>> Begin

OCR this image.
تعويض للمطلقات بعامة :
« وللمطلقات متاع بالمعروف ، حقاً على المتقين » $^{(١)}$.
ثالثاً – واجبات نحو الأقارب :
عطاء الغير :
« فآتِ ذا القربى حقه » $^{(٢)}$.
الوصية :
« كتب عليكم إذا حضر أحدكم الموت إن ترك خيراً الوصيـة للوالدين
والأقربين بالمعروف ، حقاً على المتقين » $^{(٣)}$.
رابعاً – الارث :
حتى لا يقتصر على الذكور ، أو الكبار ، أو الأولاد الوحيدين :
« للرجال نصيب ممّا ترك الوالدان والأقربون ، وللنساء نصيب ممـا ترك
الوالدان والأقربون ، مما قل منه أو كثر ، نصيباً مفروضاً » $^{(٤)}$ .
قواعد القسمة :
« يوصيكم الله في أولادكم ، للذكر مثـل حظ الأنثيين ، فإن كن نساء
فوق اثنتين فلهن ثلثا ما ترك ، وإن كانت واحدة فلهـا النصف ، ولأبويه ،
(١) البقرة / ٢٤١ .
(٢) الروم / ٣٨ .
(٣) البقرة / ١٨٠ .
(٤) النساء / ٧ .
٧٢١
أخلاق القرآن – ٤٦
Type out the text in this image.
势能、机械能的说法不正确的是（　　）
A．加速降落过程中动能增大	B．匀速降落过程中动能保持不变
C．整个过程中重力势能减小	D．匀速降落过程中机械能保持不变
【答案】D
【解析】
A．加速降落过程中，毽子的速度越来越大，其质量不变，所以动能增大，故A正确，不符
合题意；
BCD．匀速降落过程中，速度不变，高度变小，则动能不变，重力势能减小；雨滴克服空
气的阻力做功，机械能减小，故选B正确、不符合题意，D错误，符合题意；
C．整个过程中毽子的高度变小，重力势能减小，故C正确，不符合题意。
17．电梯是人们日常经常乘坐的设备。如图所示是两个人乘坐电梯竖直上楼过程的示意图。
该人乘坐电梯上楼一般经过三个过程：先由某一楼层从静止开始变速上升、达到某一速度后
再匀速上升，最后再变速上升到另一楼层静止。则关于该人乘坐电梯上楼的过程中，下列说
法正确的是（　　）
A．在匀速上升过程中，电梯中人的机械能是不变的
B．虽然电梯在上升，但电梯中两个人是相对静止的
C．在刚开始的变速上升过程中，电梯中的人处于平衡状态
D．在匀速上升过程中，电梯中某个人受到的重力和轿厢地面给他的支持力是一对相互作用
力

>> End

* **THE REQUEST**
Only those lines running from the one containing "Type out the text in this image." through the last line of the data above are to be copied, exactly, with both ends included.

* **WRITTEN RESPONSE**
Type out the text in this image.
势能、机械能的说法不正确的是（　　）
A．加速降落过程中动能增大	B．匀速降落过程中动能保持不变
C．整个过程中重力势能减小	D．匀速降落过程中机械能保持不变
【答案】D
【解析】
A．加速降落过程中，毽子的速度越来越大，其质量不变，所以动能增大，故A正确，不符
合题意；
BCD．匀速降落过程中，速度不变，高度变小，则动能不变，重力势能减小；雨滴克服空
气的阻力做功，机械能减小，故选B正确、不符合题意，D错误，符合题意；
C．整个过程中毽子的高度变小，重力势能减小，故C正确，不符合题意。
17．电梯是人们日常经常乘坐的设备。如图所示是两个人乘坐电梯竖直上楼过程的示意图。
该人乘坐电梯上楼一般经过三个过程：先由某一楼层从静止开始变速上升、达到某一速度后
再匀速上升，最后再变速上升到另一楼层静止。则关于该人乘坐电梯上楼的过程中，下列说
法正确的是（　　）
A．在匀速上升过程中，电梯中人的机械能是不变的
B．虽然电梯在上升，但电梯中两个人是相对静止的
C．在刚开始的变速上升过程中，电梯中的人处于平衡状态
D．在匀速上升过程中，电梯中某个人受到的重力和轿厢地面给他的支持力是一对相互作用
力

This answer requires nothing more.